**What to produce:**
Set down the data below without change, skipping the pictures it holds.
══ Material supplied ══
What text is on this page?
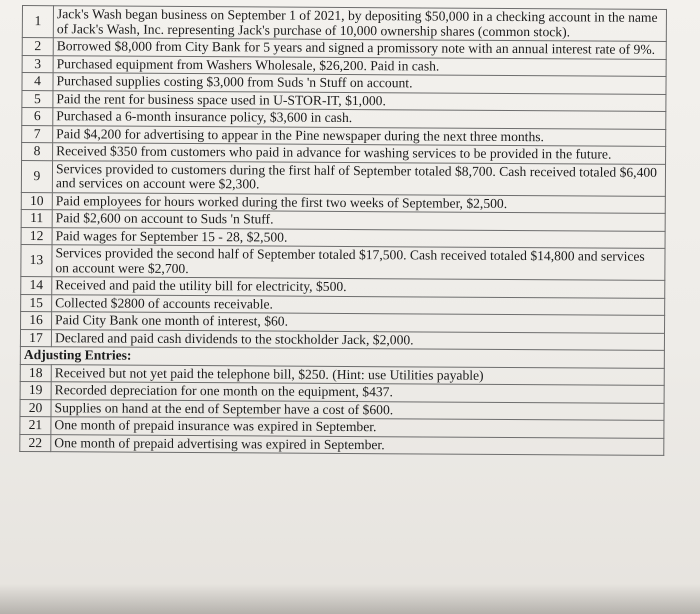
1	Jack's Wash began business on September 1 of 2021, by depositing $50,000 in a checking account in the name of Jack's Wash, Inc. representing Jack's purchase of 10,000 ownership shares (common stock).
2	Borrowed $8,000 from City Bank for 5 years and signed a promissory note with an annual interest rate of 9%.
3	Purchased equipment from Washers Wholesale, $26,200. Paid in cash.
4	Purchased supplies costing $3,000 from Suds 'n Stuff on account.
5	Paid the rent for business space used in U-STOR-IT, $1,000.
6	Purchased a 6-month insurance policy, $3,600 in cash.
7	Paid $4,200 for advertising to appear in the Pine newspaper during the next three months.
8	Received $350 from customers who paid in advance for washing services to be provided in the future.
9	Services provided to customers during the first half of September totaled $8,700. Cash received totaled $6,400 and services on account were $2,300.
10	Paid employees for hours worked during the first two weeks of September, $2,500.
11	Paid $2,600 on account to Suds 'n Stuff.
12	Paid wages for September 15 - 28, $2,500.
13	Services provided the second half of September totaled $17,500. Cash received totaled $14,800 and services on account were $2,700.
14	Received and paid the utility bill for electricity, $500.
15	Collected $2800 of accounts receivable.
16	Paid City Bank one month of interest, $60.
17	Declared and paid cash dividends to the stockholder Jack, $2,000.
Adjusting Entries:	
18	Received but not yet paid the telephone bill, $250. (Hint: use Utilities payable)
19	Recorded depreciation for one month on the equipment, $437.
20	Supplies on hand at the end of September have a cost of $600.
21	One month of prepaid insurance was expired in September.
22	One month of prepaid advertising was expired in September.
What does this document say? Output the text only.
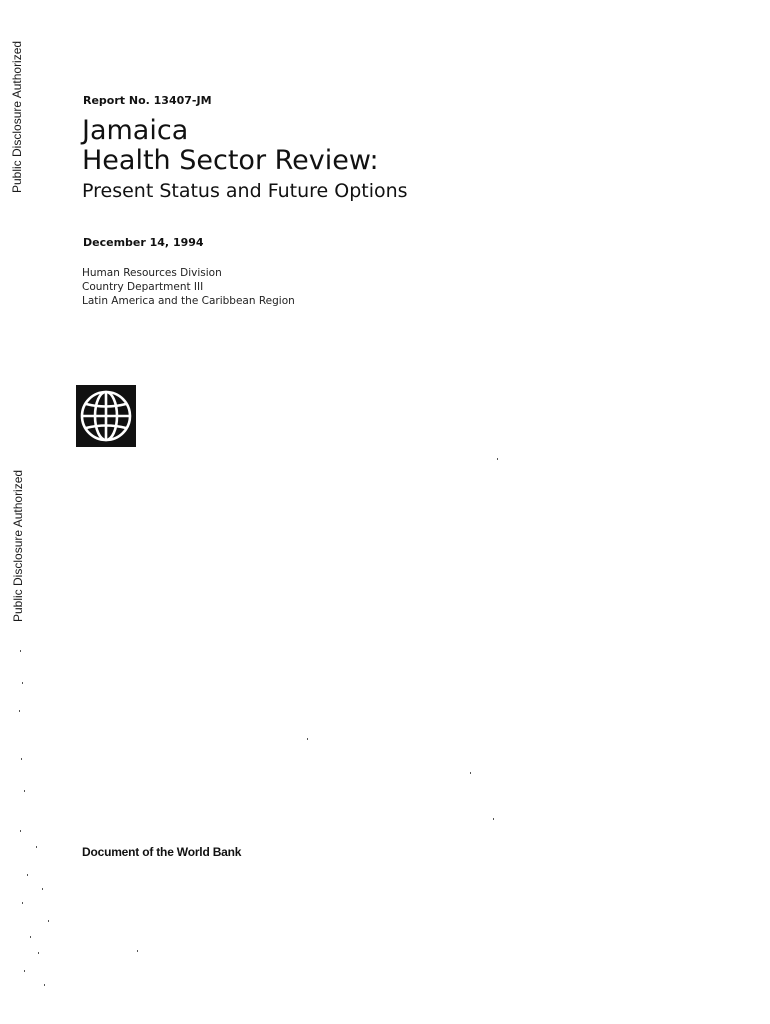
Public Disclosure Authorized
Public Disclosure Authorized
Report No. 13407-JM
Jamaica
Health Sector Review:
Present Status and Future Options
December 14, 1994
Human Resources Division
Country Department III
Latin America and the Caribbean Region
Document of the World Bank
═══
**Expected answer:**
What text is on this page?
1	Jack's Wash began business on September 1 of 2021, by depositing $50,000 in a checking account in the name of Jack's Wash, Inc. representing Jack's purchase of 10,000 ownership shares (common stock).
2	Borrowed $8,000 from City Bank for 5 years and signed a promissory note with an annual interest rate of 9%.
3	Purchased equipment from Washers Wholesale, $26,200. Paid in cash.
4	Purchased supplies costing $3,000 from Suds 'n Stuff on account.
5	Paid the rent for business space used in U-STOR-IT, $1,000.
6	Purchased a 6-month insurance policy, $3,600 in cash.
7	Paid $4,200 for advertising to appear in the Pine newspaper during the next three months.
8	Received $350 from customers who paid in advance for washing services to be provided in the future.
9	Services provided to customers during the first half of September totaled $8,700. Cash received totaled $6,400 and services on account were $2,300.
10	Paid employees for hours worked during the first two weeks of September, $2,500.
11	Paid $2,600 on account to Suds 'n Stuff.
12	Paid wages for September 15 - 28, $2,500.
13	Services provided the second half of September totaled $17,500. Cash received totaled $14,800 and services on account were $2,700.
14	Received and paid the utility bill for electricity, $500.
15	Collected $2800 of accounts receivable.
16	Paid City Bank one month of interest, $60.
17	Declared and paid cash dividends to the stockholder Jack, $2,000.
Adjusting Entries:	
18	Received but not yet paid the telephone bill, $250. (Hint: use Utilities payable)
19	Recorded depreciation for one month on the equipment, $437.
20	Supplies on hand at the end of September have a cost of $600.
21	One month of prepaid insurance was expired in September.
22	One month of prepaid advertising was expired in September.
What does this document say? Output the text only.
Public Disclosure Authorized
Public Disclosure Authorized
Report No. 13407-JM
Jamaica
Health Sector Review:
Present Status and Future Options
December 14, 1994
Human Resources Division
Country Department III
Latin America and the Caribbean Region
Document of the World Bank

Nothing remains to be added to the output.